* [GIVEN INSTRUCTION]: Please list all lines of the material below in which the string "default" occurs.

* [ENTRIES SUPPLIED]:
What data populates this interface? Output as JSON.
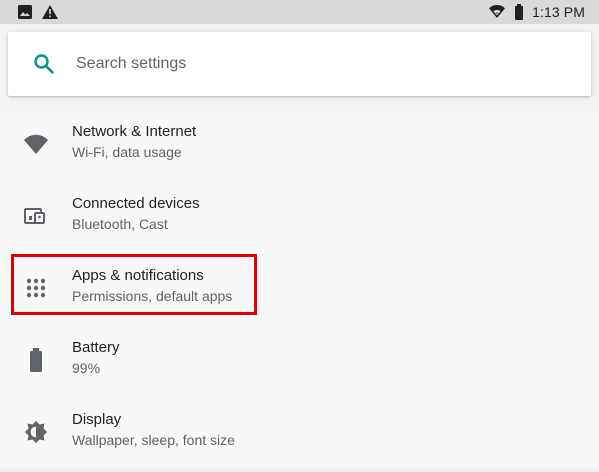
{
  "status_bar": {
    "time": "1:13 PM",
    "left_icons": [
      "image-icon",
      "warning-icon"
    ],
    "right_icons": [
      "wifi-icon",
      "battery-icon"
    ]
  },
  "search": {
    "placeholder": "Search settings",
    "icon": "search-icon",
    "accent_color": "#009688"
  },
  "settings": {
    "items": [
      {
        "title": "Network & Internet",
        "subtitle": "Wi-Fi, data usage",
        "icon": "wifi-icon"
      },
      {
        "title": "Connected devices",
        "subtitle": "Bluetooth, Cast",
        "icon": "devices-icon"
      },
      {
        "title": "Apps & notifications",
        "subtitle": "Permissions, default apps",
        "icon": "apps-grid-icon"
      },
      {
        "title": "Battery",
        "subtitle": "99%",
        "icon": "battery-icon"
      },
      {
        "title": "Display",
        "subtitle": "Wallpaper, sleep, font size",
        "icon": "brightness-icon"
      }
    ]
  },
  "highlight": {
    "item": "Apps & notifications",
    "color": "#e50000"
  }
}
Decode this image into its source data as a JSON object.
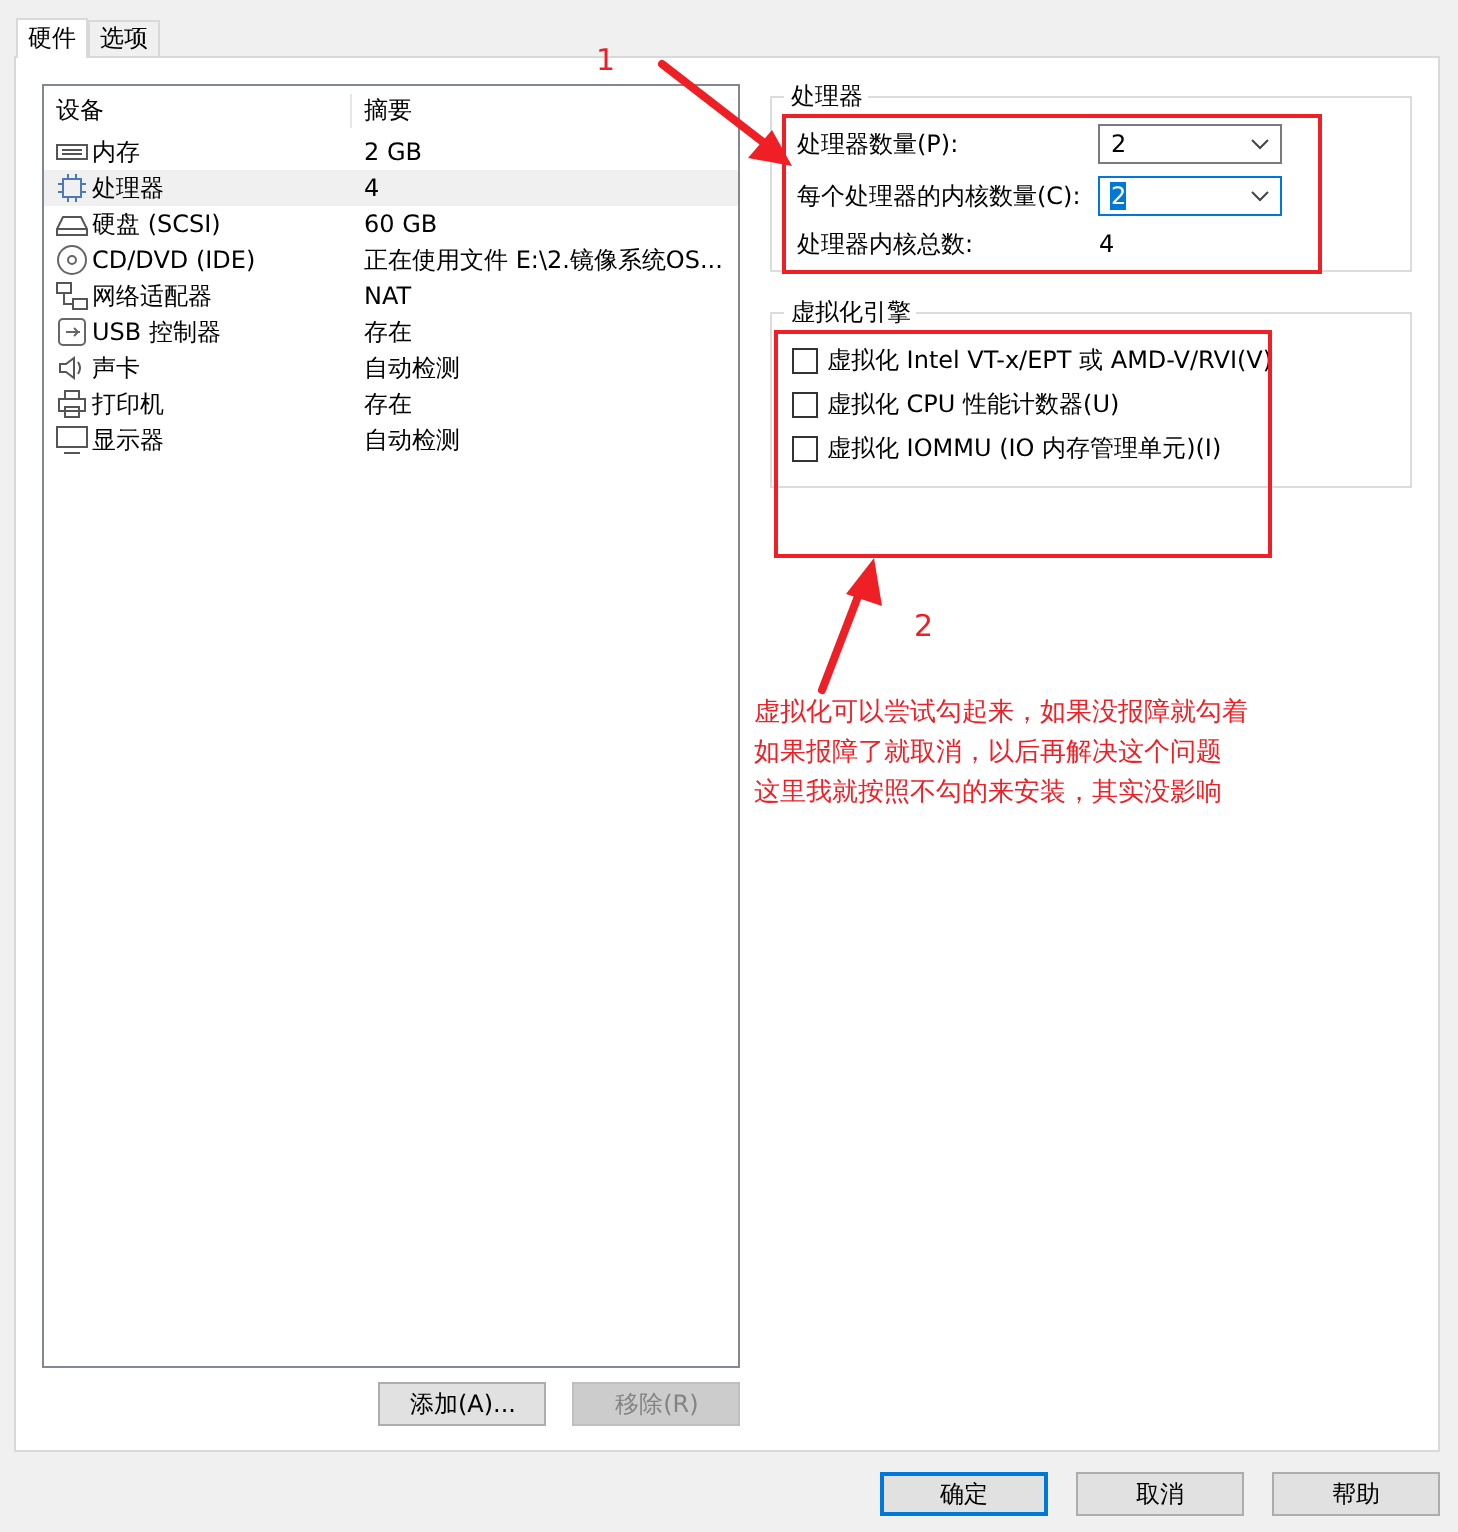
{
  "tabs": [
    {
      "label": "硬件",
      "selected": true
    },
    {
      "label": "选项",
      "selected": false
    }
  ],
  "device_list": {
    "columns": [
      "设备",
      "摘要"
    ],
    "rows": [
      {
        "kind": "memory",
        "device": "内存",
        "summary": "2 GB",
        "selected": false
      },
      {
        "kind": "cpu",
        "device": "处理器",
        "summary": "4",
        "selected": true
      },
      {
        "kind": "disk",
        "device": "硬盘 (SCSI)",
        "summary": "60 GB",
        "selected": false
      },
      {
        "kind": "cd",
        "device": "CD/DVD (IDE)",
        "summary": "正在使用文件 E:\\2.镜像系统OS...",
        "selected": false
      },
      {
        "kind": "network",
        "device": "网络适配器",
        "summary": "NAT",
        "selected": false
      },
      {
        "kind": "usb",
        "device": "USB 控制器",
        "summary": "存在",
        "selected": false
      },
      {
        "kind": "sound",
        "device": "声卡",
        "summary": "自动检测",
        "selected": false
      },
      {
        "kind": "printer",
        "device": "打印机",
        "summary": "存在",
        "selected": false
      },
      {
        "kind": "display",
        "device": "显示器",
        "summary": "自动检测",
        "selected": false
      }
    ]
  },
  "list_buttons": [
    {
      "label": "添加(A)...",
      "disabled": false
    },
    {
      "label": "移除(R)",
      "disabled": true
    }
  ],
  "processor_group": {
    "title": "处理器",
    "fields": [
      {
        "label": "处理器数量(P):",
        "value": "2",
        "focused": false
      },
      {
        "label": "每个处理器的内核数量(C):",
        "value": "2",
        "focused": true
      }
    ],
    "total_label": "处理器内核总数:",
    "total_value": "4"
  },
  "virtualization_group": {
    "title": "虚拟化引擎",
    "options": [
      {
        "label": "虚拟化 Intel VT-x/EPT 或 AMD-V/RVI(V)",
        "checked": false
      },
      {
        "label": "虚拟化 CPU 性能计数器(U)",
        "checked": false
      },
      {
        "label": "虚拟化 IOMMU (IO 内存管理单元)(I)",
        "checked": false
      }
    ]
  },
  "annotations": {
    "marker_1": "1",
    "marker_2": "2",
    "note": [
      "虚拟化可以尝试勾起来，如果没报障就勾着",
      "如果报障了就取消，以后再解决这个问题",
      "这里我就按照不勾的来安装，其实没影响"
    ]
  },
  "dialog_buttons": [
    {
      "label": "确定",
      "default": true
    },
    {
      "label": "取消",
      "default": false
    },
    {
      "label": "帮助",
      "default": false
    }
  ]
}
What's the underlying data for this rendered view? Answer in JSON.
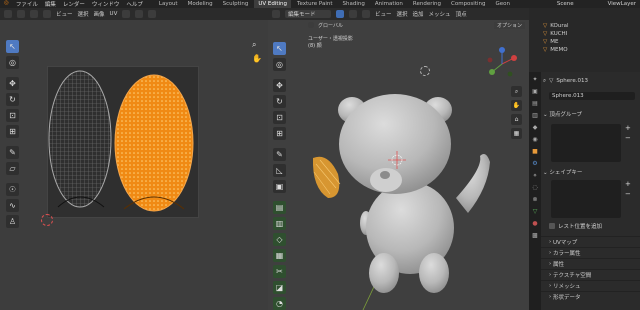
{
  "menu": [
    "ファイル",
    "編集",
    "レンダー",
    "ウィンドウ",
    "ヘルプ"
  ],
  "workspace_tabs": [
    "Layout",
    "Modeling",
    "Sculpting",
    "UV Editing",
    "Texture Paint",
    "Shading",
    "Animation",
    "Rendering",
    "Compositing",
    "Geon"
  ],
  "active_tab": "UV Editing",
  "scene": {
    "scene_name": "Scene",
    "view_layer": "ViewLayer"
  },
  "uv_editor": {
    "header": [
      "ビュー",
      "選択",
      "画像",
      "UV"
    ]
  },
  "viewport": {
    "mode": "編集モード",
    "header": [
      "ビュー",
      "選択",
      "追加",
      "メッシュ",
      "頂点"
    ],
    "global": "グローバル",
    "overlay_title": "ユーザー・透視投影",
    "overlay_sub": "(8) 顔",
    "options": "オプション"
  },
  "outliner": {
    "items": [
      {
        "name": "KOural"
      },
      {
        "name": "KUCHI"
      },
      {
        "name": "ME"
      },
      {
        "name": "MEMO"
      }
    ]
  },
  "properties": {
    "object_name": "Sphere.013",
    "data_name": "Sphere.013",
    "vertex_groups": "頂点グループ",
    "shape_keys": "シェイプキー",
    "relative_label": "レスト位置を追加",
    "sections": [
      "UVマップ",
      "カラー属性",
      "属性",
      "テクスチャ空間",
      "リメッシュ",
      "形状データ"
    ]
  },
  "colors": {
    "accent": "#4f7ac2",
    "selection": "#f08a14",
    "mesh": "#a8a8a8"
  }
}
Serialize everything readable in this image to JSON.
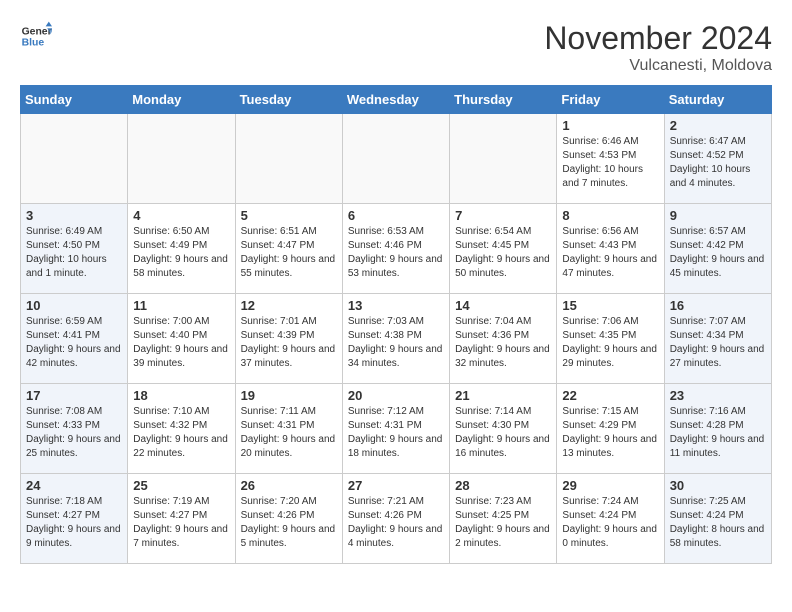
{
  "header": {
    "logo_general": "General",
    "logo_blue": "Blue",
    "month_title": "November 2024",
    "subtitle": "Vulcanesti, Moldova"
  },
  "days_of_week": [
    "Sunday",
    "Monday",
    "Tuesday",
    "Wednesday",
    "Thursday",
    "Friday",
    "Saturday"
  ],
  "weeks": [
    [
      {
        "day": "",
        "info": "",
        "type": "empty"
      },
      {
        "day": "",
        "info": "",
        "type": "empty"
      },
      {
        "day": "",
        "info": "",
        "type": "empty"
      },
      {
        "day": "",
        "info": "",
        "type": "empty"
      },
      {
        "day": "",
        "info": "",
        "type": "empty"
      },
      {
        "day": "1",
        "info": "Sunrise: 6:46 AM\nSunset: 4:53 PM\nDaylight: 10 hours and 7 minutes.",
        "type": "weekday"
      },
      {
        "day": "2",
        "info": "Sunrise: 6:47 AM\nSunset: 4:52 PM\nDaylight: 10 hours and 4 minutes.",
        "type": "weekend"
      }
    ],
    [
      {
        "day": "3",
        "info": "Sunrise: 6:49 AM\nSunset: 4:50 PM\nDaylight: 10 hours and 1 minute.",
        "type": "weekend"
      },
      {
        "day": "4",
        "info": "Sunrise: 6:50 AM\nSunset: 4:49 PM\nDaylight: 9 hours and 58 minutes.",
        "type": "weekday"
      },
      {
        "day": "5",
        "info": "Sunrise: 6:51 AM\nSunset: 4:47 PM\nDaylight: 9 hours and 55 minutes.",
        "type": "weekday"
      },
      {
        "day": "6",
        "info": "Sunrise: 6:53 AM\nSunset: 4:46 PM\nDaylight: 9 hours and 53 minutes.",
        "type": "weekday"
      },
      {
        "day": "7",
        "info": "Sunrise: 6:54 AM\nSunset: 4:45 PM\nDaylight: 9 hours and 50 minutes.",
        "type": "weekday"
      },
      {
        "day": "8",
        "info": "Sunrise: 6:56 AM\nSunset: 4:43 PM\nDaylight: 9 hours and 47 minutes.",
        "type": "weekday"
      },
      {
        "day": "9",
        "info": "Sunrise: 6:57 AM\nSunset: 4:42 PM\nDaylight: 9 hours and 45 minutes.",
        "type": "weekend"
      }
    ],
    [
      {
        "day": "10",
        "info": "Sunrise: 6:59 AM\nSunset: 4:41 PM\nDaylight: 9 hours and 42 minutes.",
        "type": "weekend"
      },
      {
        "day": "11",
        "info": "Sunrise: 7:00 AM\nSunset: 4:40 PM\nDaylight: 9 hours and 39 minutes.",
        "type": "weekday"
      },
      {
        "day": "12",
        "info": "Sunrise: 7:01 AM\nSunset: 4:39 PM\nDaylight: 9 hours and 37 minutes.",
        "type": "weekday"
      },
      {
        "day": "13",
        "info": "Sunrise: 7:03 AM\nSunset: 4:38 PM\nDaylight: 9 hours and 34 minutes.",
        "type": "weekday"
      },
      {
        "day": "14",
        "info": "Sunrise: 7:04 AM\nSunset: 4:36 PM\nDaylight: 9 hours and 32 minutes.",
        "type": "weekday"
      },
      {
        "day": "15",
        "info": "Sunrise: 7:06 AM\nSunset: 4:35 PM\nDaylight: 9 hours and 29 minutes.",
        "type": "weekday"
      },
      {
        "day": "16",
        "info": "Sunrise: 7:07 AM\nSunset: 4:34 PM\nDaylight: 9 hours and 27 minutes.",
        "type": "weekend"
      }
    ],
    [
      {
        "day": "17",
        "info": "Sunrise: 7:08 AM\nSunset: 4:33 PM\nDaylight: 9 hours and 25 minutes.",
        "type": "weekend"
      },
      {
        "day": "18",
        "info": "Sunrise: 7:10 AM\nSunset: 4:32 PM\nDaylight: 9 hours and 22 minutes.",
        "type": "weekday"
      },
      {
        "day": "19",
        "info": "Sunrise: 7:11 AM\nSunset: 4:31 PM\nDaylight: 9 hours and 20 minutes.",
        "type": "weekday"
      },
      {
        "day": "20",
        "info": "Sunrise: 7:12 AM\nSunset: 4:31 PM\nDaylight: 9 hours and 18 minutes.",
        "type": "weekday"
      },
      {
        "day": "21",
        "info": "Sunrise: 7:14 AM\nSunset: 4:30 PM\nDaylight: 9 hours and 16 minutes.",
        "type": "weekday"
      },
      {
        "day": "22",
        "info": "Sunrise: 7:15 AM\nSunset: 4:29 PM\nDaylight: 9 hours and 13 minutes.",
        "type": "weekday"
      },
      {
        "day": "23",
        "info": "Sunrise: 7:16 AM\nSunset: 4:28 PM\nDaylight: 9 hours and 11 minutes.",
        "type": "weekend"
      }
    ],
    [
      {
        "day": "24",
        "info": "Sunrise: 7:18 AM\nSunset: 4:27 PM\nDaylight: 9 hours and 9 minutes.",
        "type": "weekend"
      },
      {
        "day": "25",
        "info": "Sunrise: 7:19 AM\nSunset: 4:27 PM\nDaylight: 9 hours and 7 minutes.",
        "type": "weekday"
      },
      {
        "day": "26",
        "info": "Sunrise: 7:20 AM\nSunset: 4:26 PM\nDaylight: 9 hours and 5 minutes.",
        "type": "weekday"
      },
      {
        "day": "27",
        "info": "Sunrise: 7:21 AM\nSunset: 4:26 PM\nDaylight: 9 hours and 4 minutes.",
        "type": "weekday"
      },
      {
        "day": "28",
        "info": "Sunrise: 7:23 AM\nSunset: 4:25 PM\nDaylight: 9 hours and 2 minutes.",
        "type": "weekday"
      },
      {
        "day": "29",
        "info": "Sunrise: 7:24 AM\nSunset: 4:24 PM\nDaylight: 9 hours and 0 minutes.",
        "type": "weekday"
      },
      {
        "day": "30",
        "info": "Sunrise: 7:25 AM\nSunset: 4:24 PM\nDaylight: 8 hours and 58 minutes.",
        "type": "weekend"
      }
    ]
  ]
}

* [RESULT]:
        "subtitle": "Permissions, default apps",
      "default": true
      "default": false
      "default": false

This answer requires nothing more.